• _Record excerpts_
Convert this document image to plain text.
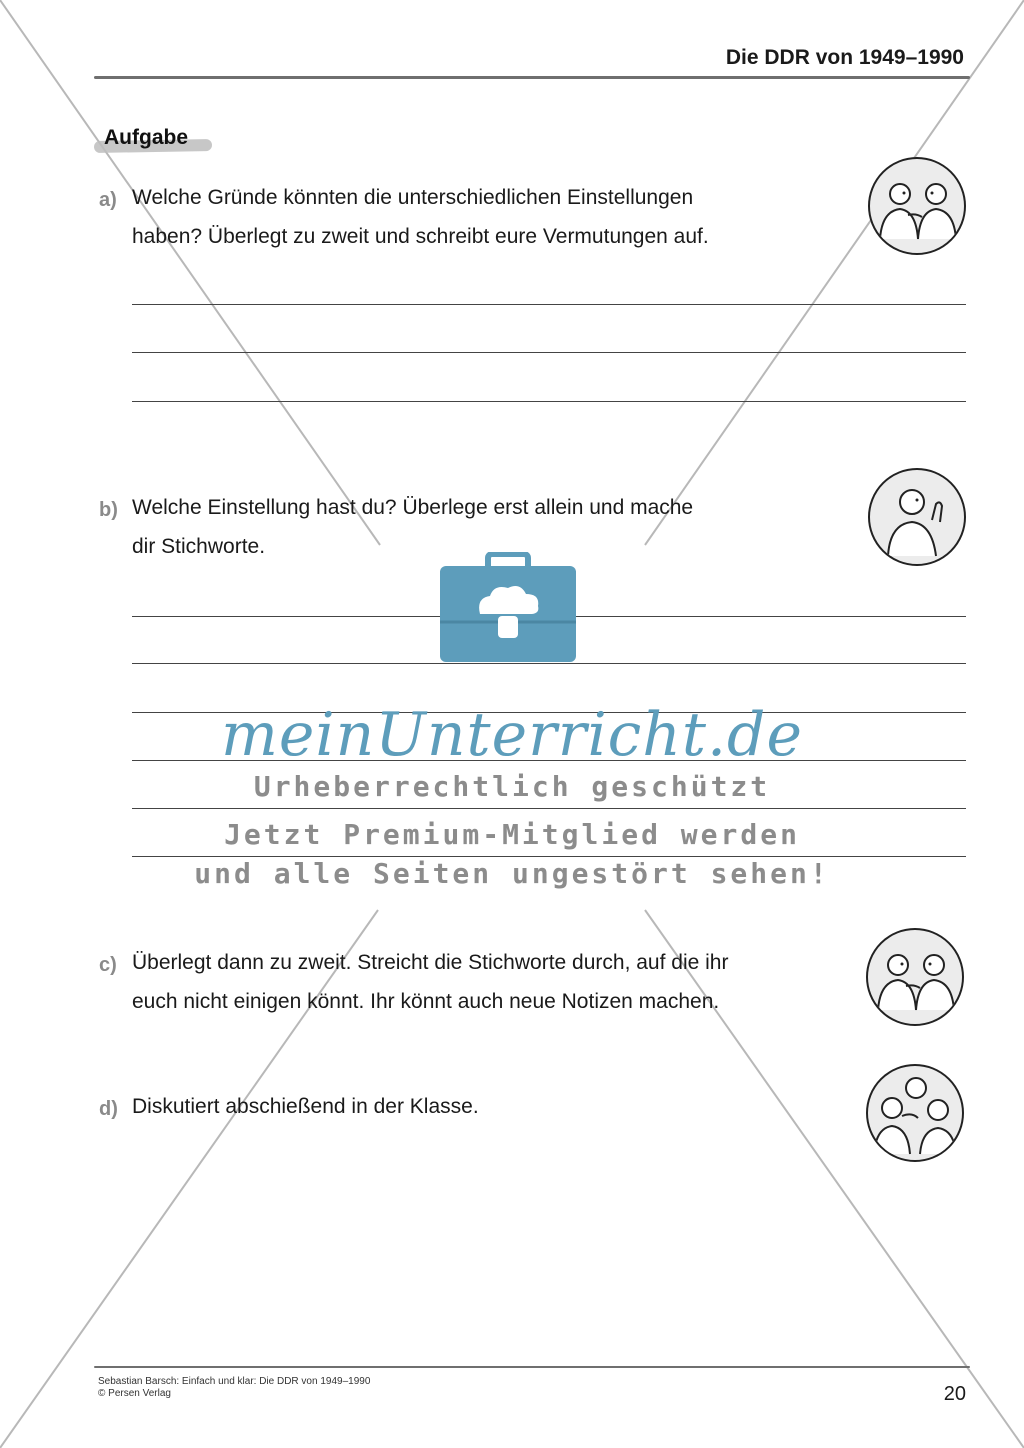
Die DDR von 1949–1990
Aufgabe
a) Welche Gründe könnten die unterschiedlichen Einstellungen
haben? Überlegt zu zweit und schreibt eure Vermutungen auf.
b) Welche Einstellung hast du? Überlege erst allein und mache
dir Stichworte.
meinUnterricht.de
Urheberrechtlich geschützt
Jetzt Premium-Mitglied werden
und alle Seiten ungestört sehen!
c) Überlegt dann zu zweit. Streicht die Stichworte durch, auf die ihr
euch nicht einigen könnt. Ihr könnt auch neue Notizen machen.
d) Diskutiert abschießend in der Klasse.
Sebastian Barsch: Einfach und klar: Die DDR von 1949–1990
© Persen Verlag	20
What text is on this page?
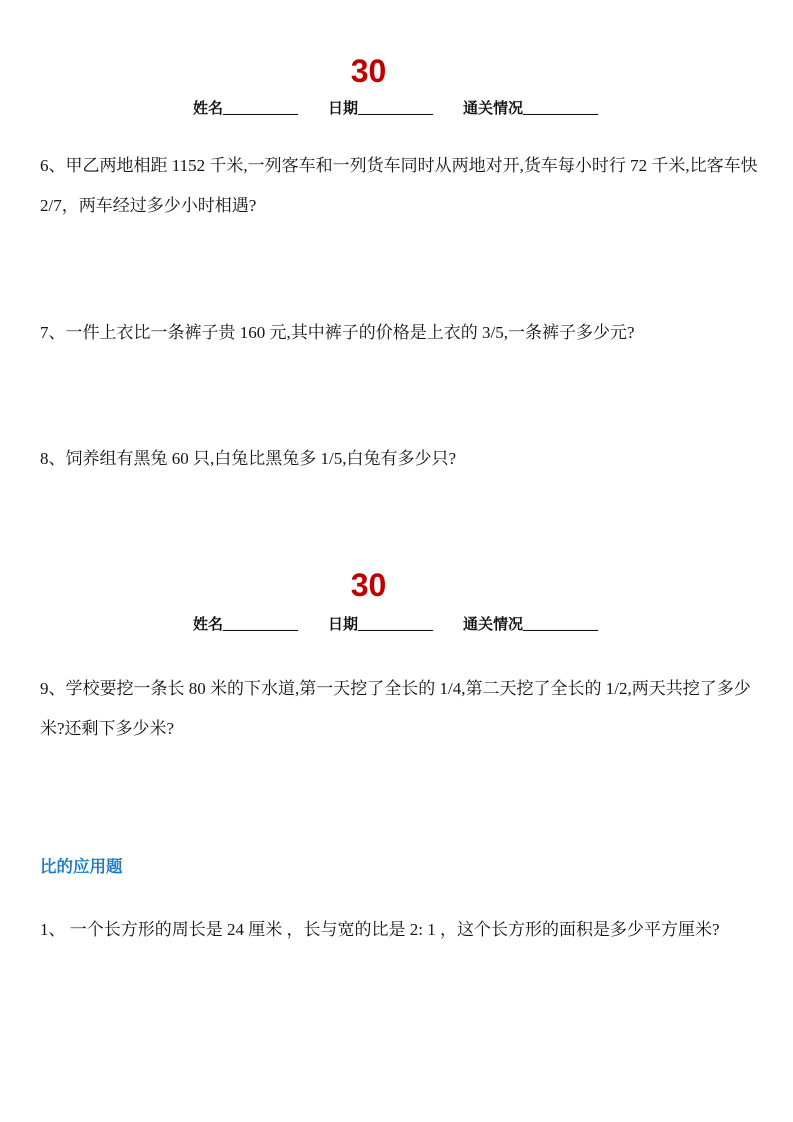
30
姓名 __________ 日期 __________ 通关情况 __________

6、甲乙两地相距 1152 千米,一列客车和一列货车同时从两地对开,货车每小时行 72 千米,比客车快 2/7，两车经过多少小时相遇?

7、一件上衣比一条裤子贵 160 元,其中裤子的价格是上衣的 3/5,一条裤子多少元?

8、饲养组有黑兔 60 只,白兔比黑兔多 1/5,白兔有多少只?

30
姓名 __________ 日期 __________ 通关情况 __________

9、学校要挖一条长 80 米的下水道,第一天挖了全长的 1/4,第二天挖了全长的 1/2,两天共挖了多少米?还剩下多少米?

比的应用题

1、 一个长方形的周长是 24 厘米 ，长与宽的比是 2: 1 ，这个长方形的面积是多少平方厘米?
---
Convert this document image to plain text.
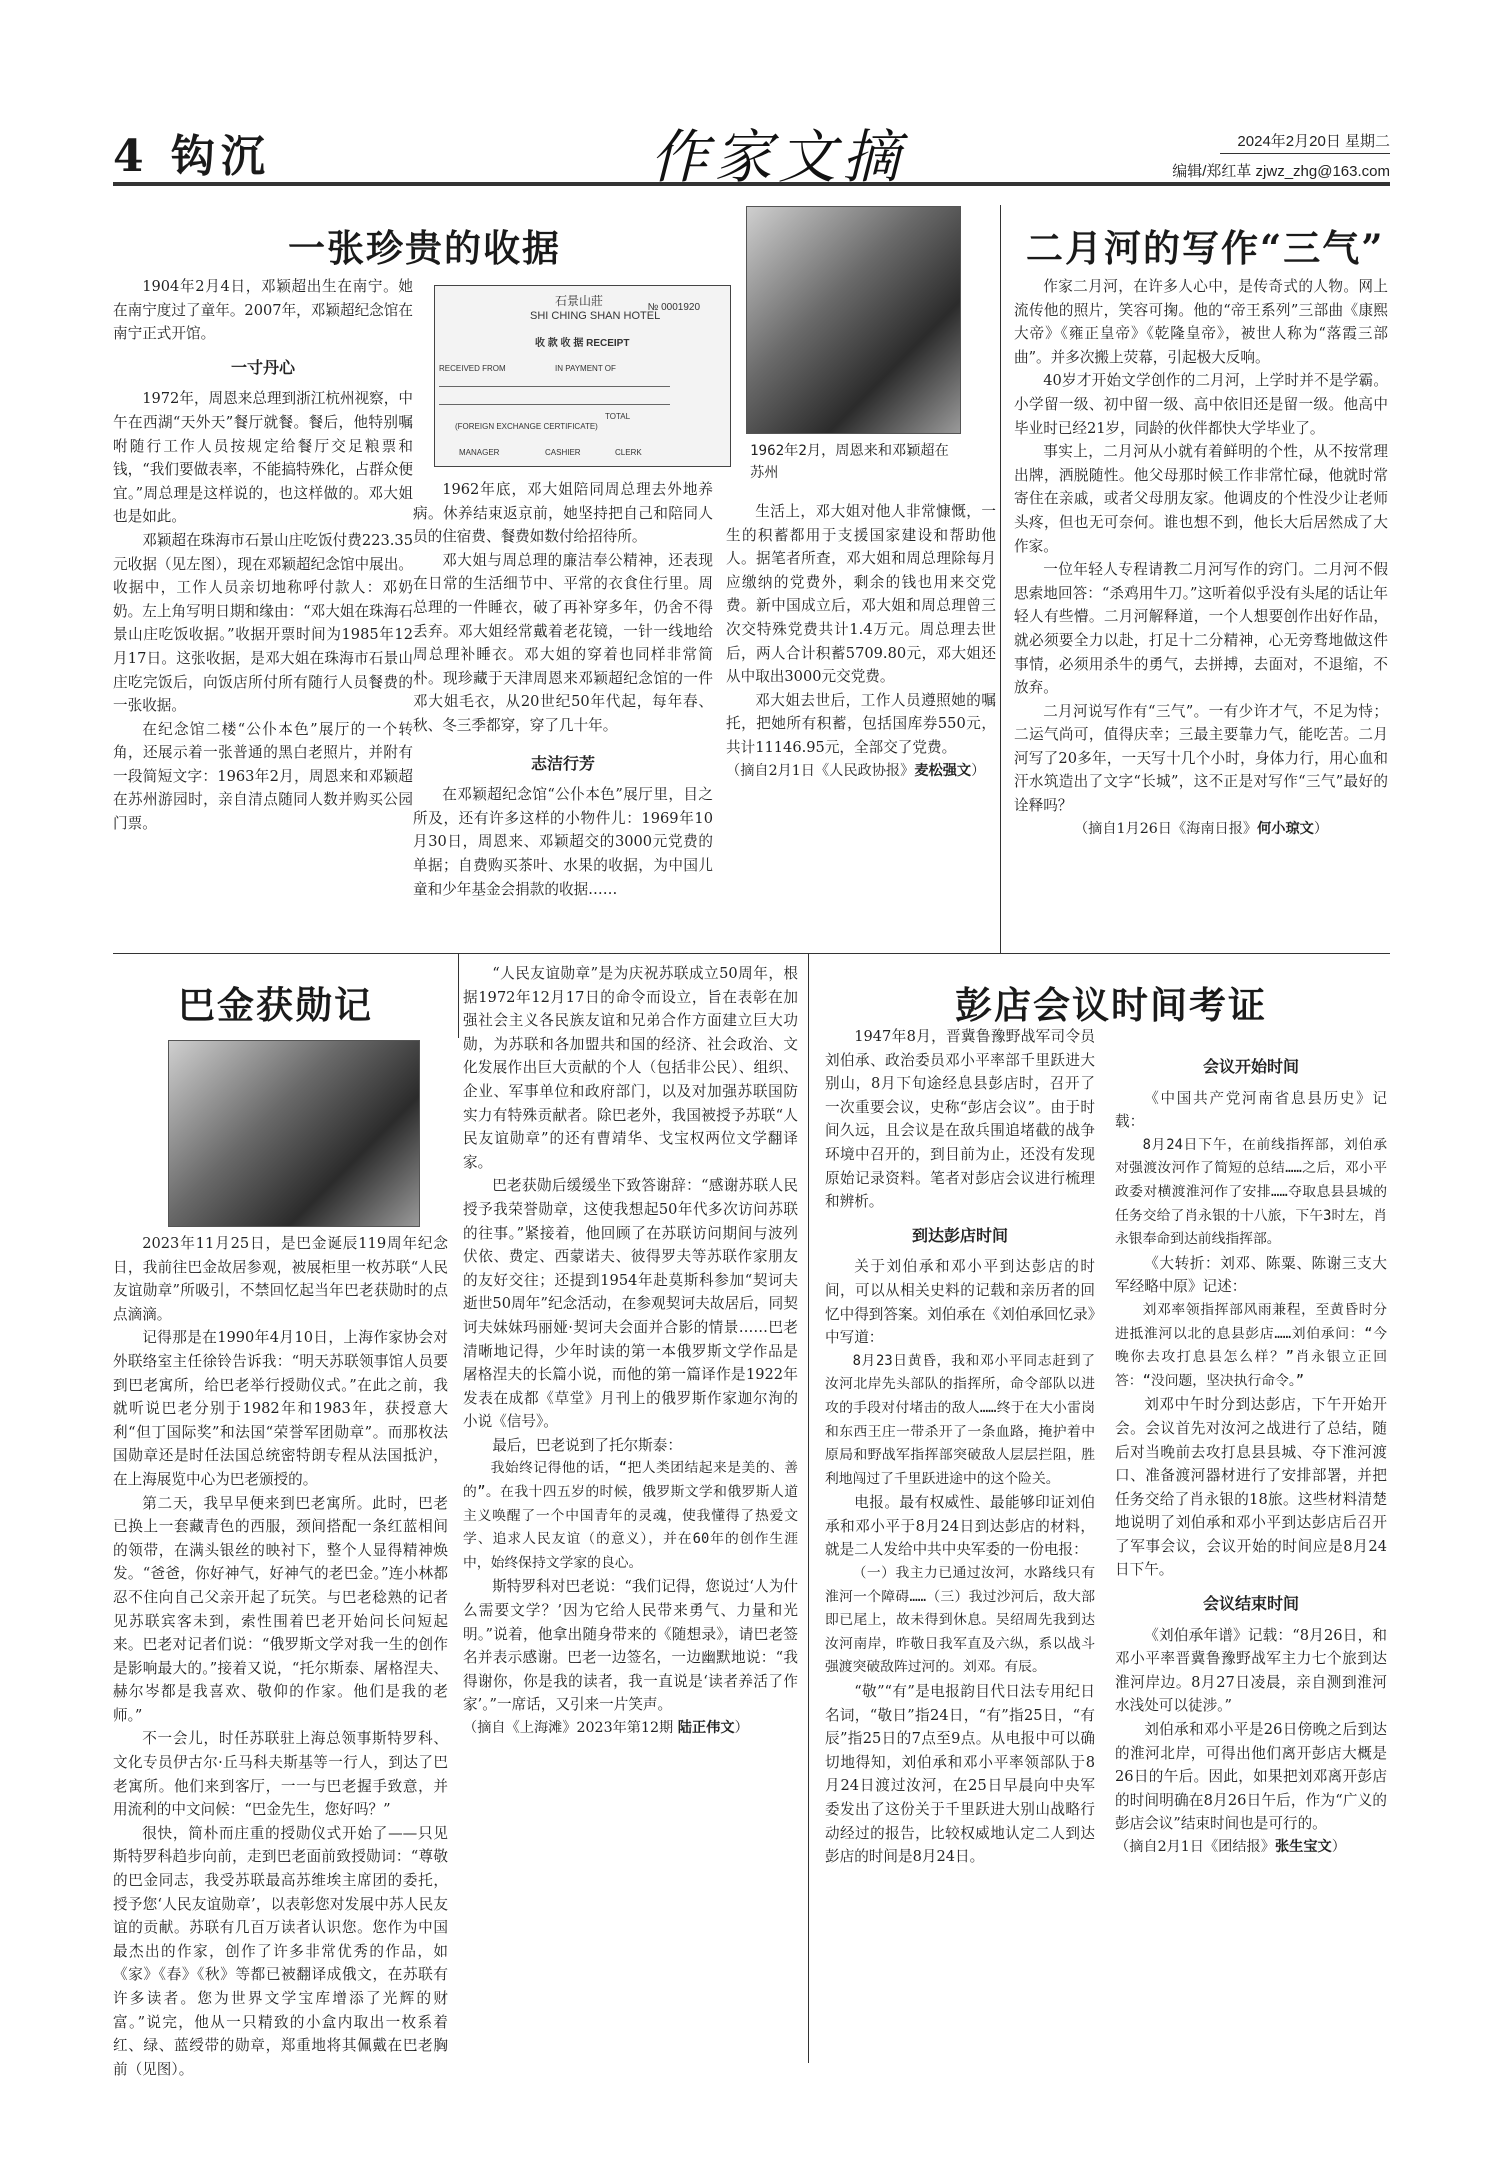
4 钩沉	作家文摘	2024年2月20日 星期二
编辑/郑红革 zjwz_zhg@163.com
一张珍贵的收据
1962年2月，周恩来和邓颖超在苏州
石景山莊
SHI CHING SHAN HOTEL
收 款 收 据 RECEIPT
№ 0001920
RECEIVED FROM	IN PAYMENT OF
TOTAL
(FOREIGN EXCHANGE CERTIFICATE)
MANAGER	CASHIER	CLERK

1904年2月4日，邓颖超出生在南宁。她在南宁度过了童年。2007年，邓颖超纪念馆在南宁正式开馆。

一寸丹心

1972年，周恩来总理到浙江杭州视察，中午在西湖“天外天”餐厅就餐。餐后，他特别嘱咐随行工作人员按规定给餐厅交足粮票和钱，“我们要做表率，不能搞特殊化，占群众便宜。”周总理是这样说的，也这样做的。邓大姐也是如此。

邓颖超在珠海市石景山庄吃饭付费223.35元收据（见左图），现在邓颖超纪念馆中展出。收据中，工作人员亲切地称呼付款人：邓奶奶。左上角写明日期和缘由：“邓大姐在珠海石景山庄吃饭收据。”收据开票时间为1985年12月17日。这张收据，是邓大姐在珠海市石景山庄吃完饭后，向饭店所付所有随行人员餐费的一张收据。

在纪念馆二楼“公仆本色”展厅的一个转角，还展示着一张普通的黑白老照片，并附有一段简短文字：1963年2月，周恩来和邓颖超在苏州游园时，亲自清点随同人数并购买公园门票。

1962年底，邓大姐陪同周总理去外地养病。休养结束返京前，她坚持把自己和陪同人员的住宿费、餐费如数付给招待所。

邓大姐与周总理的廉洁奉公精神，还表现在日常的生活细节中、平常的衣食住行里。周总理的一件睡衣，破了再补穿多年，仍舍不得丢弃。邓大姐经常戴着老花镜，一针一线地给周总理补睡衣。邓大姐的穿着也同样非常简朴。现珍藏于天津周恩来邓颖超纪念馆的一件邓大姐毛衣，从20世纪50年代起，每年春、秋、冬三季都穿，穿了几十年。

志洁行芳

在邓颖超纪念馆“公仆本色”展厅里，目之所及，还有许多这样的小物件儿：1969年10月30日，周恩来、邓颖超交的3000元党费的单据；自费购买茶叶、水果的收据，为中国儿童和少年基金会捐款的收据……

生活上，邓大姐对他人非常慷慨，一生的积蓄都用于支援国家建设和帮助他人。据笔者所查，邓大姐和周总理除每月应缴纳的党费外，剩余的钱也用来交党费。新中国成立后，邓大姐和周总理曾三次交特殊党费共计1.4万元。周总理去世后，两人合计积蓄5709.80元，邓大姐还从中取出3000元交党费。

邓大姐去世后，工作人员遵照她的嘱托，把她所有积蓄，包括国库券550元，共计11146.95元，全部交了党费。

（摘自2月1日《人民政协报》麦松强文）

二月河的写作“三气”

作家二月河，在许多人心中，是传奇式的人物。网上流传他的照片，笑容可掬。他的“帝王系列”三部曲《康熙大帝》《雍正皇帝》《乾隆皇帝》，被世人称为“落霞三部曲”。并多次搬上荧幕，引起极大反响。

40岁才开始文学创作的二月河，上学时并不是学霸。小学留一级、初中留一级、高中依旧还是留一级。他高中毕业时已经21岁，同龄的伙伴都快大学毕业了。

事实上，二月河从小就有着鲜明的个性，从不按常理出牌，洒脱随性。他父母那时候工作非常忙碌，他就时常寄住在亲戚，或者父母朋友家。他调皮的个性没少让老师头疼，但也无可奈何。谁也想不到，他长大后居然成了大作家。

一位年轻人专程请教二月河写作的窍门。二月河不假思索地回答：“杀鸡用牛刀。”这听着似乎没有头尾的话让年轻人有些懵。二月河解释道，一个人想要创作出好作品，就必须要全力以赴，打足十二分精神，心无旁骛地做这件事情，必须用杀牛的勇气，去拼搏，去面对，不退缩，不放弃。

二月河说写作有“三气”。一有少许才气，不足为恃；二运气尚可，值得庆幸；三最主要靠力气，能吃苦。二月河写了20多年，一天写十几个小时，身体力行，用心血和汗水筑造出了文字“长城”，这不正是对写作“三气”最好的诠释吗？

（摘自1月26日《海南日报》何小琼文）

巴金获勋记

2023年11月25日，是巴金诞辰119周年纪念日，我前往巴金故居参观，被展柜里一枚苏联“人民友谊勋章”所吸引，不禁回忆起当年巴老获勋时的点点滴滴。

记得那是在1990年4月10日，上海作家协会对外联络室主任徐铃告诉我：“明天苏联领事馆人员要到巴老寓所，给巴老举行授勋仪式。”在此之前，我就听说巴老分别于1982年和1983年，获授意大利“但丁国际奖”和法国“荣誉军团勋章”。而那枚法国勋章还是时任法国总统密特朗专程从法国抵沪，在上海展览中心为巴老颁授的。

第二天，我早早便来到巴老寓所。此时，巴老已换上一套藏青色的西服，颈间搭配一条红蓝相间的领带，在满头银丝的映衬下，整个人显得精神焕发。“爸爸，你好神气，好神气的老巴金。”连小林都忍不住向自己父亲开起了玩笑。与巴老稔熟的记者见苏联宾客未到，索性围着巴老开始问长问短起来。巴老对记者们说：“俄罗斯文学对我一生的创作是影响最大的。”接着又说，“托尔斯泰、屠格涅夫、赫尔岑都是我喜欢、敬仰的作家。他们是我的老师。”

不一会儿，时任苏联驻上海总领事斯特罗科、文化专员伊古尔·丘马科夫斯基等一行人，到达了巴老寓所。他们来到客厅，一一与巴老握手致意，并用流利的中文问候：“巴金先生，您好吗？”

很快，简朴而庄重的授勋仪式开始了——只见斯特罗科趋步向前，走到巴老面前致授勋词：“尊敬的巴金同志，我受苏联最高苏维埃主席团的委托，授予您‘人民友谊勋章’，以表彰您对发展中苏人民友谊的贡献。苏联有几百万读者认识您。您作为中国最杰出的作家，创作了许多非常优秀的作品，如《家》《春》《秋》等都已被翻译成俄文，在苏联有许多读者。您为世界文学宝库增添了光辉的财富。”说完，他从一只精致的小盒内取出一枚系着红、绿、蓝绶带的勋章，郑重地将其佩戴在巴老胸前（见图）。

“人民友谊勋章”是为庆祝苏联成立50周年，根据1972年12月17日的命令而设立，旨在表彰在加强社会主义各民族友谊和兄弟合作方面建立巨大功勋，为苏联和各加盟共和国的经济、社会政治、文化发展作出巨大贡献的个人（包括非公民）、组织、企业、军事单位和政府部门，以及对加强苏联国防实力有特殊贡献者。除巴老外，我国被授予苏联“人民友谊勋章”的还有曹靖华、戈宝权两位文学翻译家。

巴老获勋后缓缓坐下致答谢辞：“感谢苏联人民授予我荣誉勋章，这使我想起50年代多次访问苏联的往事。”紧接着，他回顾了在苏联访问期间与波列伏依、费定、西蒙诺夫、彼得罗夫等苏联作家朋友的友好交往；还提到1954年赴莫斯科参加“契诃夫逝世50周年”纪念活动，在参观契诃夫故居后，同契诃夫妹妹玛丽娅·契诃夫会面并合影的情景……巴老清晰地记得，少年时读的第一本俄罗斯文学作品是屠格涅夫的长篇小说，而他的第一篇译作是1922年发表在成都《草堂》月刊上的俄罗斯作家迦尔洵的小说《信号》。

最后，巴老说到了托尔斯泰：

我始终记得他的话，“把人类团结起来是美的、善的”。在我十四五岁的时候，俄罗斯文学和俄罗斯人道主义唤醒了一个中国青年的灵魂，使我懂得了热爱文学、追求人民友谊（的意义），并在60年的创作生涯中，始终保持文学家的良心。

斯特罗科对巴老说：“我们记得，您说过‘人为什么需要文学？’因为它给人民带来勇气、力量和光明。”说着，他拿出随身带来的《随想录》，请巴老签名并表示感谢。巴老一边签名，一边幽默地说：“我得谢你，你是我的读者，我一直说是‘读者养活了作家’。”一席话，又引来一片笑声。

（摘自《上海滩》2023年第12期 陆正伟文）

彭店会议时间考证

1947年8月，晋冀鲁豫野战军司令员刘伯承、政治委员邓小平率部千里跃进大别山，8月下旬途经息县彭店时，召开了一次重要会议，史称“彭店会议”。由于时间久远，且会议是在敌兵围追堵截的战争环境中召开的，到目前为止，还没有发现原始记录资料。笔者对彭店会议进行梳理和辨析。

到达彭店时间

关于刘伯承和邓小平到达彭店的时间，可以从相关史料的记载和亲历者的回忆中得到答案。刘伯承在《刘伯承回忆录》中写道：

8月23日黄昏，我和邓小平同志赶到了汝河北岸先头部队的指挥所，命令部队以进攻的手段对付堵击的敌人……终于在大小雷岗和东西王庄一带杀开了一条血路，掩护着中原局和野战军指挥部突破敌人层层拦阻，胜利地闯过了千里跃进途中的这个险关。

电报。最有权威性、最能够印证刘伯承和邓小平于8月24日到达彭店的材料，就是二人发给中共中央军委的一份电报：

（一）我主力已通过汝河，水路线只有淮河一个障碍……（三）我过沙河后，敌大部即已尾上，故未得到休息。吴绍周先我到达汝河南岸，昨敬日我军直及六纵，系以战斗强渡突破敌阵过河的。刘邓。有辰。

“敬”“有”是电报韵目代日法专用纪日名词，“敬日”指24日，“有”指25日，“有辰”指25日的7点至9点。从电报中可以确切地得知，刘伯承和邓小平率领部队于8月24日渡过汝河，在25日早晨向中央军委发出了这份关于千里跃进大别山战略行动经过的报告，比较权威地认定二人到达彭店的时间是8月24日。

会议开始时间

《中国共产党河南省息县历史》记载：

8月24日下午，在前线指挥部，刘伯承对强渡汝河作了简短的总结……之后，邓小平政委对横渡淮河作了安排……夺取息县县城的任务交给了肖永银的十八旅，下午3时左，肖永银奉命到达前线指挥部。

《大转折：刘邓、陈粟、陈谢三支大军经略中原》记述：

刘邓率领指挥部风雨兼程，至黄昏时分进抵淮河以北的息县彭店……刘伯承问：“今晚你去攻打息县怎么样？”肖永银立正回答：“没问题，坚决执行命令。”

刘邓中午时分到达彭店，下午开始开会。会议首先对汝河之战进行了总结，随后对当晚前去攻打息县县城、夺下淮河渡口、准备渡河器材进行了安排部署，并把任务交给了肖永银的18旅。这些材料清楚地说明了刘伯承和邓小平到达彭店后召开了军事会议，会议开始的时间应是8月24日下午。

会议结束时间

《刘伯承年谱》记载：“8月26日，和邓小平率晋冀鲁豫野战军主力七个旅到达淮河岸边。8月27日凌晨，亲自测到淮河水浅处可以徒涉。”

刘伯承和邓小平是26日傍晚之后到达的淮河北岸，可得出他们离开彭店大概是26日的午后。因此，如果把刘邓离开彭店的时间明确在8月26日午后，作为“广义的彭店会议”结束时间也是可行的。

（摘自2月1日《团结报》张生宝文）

• _What you are asked to do_
Look through the lines above and collect those with the word "Überlegt".

• _Response to the exercise_
haben? Überlegt zu zweit und schreibt eure Vermutungen auf.
c) Überlegt dann zu zweit. Streicht die Stichworte durch, auf die ihr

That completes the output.